If OC or PAC are fighting Kenny, then it's almost certain that Moxley and Kingston vs The Young Bucks will be the main event of Double or Nothing, since that is the biggest story with the longest build and it features Jon Moxley, who is the top guy. .

Although, I suppose that's not better for some people, since The Bucks are in it.


----------



## zkorejo

Geeee said:


> Y'know I've thought about it and I think the disconnect is the location. In the WWE, when they do their spots with the big black crash pad, they usually do it in some weird, off-to-the-side area of the arena. Which I guess leaves some wiggle room to imagine that this rigged puffball is there for some purpose other than to be fallen on, since we don't know what is usually there.
> 
> Whereas, AEW rigged the ramp, which we know to be usually made of metal or wood, so when the ramp is made of padding it makes it a little harder to pretend?


Exactly. Also didn't help that it was white/silver. As soon as the show started I picked up on it. I knew someone was going through that. 

WWE keeps it in the dark. Shows camera angles where it's hard to see usually. Its always black with spotlights illuminating the crash spot and nothing else. 

Smoke and mirrors. That's like half the magic.


----------



## yeahright2

Geert Wilders said:


> I wonder if they should let Darby take lead on the stunt production. I think he would be very good.


Doubt it. I could see Darby not understanding why everybody can´t do what he does safely. He can plan his own spots -probably better than anyone in AEW, but I´m not sure I´d trust him with the health of others.

Task directions
Answer each question from the forum thread.
(a) If OC or PAC fight Kenny, which match does the first post say will almost certainly be the main event of Double or Nothing?
(b) In the WWE, what color is the crash pad?
(c) Who does Geert Wilders suggest should take the lead on stunt production?

Dataset entries
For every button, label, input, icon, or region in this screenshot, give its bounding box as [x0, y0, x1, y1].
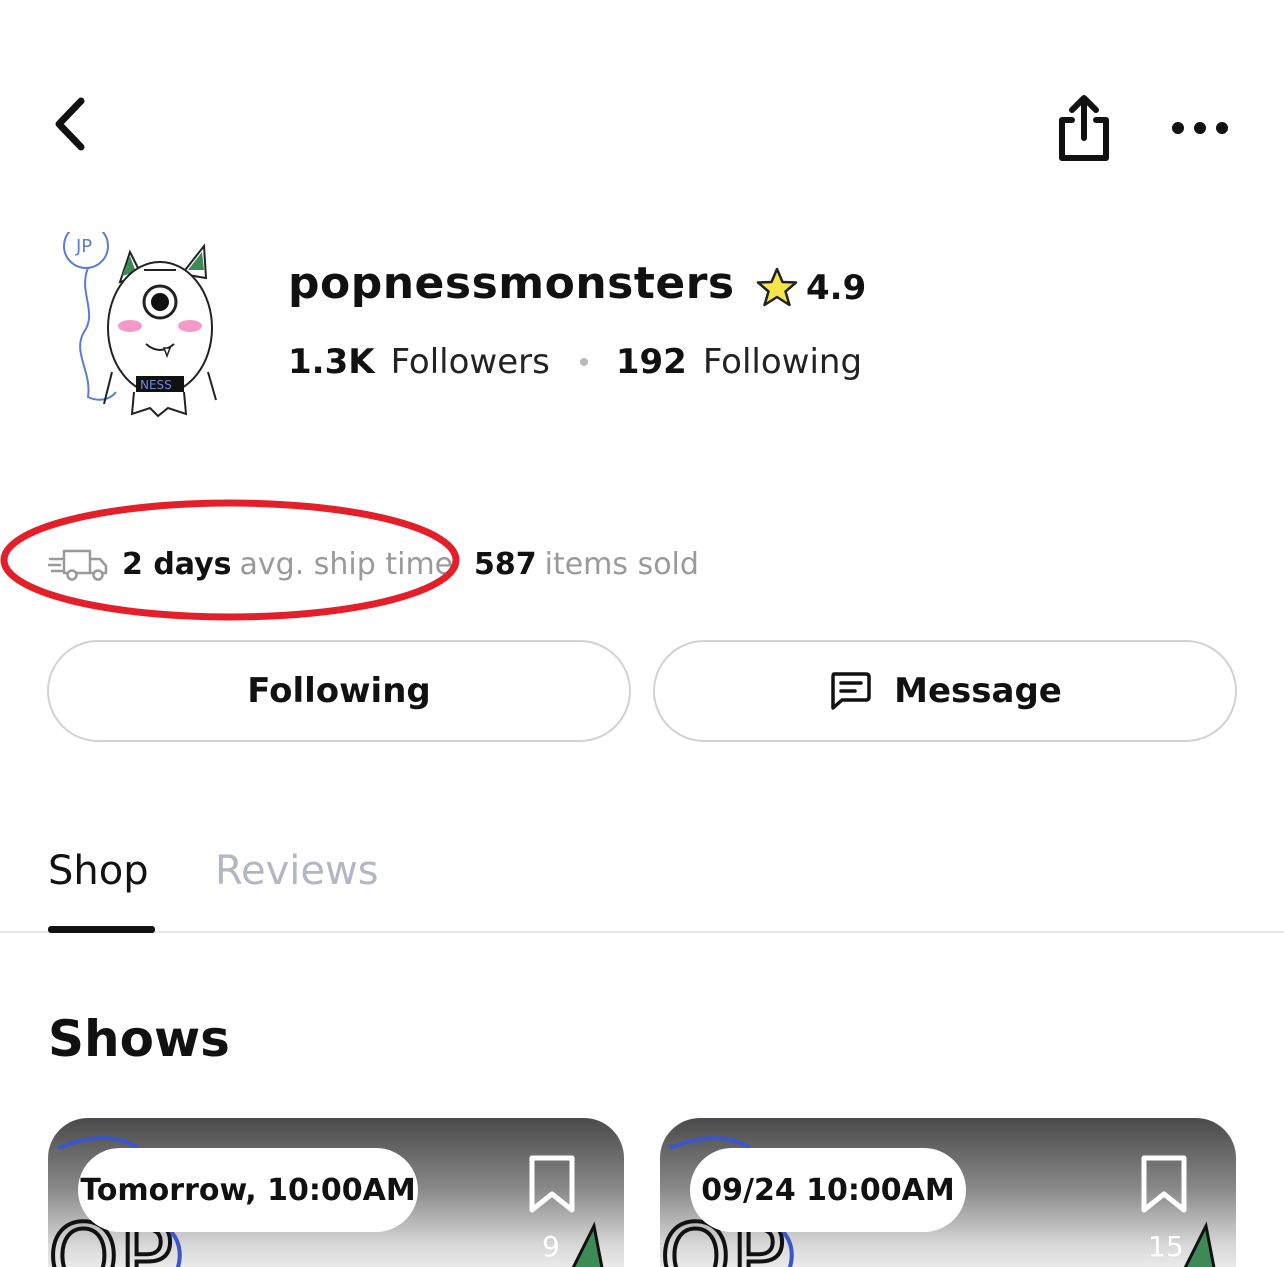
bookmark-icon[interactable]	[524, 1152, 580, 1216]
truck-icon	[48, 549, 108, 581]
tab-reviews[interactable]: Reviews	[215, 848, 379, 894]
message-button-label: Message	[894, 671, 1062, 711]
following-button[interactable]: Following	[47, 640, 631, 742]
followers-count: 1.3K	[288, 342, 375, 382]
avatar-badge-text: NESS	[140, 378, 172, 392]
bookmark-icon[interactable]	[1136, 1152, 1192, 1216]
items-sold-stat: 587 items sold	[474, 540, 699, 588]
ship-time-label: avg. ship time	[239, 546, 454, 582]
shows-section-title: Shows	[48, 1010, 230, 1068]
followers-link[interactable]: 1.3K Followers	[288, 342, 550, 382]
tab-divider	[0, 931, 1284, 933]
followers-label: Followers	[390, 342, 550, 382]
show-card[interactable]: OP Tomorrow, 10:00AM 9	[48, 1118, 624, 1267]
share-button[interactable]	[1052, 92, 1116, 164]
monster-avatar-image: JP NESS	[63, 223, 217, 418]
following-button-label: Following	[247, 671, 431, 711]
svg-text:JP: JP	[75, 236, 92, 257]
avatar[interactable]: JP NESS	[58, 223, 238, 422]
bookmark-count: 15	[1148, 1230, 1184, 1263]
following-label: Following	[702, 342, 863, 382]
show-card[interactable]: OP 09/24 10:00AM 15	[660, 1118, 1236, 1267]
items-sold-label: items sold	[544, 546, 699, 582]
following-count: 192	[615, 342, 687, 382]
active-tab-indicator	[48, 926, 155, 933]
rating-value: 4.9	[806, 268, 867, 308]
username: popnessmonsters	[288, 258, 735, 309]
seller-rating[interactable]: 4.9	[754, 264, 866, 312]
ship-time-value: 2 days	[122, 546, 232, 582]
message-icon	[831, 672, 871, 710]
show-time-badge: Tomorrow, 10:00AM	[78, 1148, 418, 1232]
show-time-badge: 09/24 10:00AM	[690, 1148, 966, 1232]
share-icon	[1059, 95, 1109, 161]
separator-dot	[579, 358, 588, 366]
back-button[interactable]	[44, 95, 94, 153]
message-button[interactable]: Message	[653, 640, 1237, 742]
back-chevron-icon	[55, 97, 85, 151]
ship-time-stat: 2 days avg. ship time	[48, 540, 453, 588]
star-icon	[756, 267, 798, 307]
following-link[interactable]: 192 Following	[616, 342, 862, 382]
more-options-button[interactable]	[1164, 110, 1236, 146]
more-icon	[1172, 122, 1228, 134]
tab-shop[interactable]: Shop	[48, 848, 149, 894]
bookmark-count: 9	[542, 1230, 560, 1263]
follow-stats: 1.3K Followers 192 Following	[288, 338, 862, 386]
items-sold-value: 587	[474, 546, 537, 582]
==
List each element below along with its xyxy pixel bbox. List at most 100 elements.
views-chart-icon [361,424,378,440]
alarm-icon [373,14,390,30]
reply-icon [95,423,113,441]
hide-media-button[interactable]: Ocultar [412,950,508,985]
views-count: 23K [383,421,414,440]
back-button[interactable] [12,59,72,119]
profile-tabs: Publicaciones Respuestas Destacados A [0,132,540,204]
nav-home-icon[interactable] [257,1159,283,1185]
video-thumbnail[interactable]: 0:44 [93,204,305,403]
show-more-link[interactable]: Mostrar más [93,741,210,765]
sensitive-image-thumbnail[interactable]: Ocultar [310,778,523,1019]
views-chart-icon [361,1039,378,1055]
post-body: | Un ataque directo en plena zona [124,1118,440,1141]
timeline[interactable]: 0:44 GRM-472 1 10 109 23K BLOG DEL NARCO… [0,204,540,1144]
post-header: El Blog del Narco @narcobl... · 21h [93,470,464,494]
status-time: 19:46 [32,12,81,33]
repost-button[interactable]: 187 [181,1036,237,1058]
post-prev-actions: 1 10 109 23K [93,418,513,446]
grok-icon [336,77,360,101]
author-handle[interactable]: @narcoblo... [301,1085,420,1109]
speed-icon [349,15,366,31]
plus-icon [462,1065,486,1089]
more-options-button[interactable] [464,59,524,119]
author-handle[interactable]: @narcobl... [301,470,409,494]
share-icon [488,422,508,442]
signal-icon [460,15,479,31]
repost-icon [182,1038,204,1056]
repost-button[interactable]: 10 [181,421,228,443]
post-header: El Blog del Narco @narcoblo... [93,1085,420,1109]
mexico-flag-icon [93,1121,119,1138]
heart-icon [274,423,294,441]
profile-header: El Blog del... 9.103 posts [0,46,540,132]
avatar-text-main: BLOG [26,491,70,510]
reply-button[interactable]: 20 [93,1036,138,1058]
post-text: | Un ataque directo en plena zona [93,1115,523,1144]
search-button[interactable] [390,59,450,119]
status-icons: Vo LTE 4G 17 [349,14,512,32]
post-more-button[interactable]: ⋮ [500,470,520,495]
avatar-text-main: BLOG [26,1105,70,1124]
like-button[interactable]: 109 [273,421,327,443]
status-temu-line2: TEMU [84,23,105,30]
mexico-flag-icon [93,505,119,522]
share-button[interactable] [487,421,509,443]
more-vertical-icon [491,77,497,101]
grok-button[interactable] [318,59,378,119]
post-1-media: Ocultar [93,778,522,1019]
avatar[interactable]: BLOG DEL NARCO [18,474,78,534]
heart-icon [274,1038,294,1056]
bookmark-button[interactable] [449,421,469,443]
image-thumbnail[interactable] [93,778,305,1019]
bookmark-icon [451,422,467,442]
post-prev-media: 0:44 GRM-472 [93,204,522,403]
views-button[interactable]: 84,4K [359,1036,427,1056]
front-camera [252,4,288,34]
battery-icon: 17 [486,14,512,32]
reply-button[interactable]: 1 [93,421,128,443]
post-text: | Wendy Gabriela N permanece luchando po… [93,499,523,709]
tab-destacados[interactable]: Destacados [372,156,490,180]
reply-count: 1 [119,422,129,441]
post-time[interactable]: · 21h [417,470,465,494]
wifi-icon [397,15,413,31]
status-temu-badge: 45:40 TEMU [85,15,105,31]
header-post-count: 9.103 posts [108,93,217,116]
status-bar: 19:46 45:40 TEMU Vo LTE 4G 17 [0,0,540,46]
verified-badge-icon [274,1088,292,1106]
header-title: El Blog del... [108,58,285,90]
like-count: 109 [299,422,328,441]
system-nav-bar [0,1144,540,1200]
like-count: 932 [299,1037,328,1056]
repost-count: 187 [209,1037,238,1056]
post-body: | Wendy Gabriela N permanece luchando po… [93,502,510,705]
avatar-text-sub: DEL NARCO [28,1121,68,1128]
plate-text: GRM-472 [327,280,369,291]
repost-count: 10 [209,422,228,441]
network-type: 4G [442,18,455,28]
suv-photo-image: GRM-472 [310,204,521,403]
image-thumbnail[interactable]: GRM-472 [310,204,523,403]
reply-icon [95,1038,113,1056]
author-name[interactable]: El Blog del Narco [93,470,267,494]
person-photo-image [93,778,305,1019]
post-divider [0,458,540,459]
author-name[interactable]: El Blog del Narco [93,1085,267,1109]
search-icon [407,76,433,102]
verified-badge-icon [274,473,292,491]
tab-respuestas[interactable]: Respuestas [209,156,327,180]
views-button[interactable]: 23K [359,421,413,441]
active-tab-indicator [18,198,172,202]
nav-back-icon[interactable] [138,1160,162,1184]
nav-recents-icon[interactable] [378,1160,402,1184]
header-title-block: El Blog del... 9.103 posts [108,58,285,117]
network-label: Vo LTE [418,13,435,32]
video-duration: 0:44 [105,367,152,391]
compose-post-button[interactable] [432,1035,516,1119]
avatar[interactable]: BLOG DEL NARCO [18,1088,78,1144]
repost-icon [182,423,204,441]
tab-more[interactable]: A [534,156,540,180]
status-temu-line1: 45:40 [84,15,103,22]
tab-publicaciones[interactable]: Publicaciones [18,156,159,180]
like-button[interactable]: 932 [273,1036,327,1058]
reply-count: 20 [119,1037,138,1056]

Response below
(a) Moxley and Kingston vs The Young Bucks.
(b) Black.
(c) Darby.